<<<<

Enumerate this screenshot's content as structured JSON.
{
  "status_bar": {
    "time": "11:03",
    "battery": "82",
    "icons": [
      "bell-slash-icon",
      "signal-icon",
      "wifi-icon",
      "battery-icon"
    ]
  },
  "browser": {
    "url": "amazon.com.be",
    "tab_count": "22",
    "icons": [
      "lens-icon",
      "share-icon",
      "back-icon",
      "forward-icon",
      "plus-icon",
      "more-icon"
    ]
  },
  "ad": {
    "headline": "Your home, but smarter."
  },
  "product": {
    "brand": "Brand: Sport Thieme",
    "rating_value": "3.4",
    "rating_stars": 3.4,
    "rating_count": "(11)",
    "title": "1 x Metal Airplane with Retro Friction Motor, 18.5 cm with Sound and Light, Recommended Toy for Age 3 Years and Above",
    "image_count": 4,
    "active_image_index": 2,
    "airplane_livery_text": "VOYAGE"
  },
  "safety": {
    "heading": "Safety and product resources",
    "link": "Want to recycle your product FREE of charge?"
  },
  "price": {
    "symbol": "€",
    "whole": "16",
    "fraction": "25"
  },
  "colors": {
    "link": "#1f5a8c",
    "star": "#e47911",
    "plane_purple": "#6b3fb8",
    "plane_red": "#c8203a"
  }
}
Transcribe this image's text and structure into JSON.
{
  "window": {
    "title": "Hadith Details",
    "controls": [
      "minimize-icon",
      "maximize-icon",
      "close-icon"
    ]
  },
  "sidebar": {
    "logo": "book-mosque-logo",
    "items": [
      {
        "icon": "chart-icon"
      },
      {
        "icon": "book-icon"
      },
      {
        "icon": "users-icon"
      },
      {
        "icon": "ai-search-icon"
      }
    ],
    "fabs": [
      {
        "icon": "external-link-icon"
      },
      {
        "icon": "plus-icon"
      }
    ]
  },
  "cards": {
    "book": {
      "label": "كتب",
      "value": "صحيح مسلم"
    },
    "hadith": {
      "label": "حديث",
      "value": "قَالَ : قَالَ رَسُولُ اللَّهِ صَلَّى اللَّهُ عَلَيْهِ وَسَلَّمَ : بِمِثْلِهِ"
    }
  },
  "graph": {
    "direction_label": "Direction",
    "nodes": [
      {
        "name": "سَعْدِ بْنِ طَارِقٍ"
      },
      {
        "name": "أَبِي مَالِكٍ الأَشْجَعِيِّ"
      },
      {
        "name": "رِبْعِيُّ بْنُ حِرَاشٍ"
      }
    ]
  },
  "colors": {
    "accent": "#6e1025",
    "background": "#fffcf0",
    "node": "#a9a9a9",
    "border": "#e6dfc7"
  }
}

>>>>

Task goal »
Begin with the line that contains "Transcribe this image's" and quote each line after it exactly, stopping after the last line of the data.

Solution to this exercise »
Transcribe this image's text and structure into JSON.
{
  "window": {
    "title": "Hadith Details",
    "controls": [
      "minimize-icon",
      "maximize-icon",
      "close-icon"
    ]
  },
  "sidebar": {
    "logo": "book-mosque-logo",
    "items": [
      {
        "icon": "chart-icon"
      },
      {
        "icon": "book-icon"
      },
      {
        "icon": "users-icon"
      },
      {
        "icon": "ai-search-icon"
      }
    ],
    "fabs": [
      {
        "icon": "external-link-icon"
      },
      {
        "icon": "plus-icon"
      }
    ]
  },
  "cards": {
    "book": {
      "label": "كتب",
      "value": "صحيح مسلم"
    },
    "hadith": {
      "label": "حديث",
      "value": "قَالَ : قَالَ رَسُولُ اللَّهِ صَلَّى اللَّهُ عَلَيْهِ وَسَلَّمَ : بِمِثْلِهِ"
    }
  },
  "graph": {
    "direction_label": "Direction",
    "nodes": [
      {
        "name": "سَعْدِ بْنِ طَارِقٍ"
      },
      {
        "name": "أَبِي مَالِكٍ الأَشْجَعِيِّ"
      },
      {
        "name": "رِبْعِيُّ بْنُ حِرَاشٍ"
      }
    ]
  },
  "colors": {
    "accent": "#6e1025",
    "background": "#fffcf0",
    "node": "#a9a9a9",
    "border": "#e6dfc7"
  }
}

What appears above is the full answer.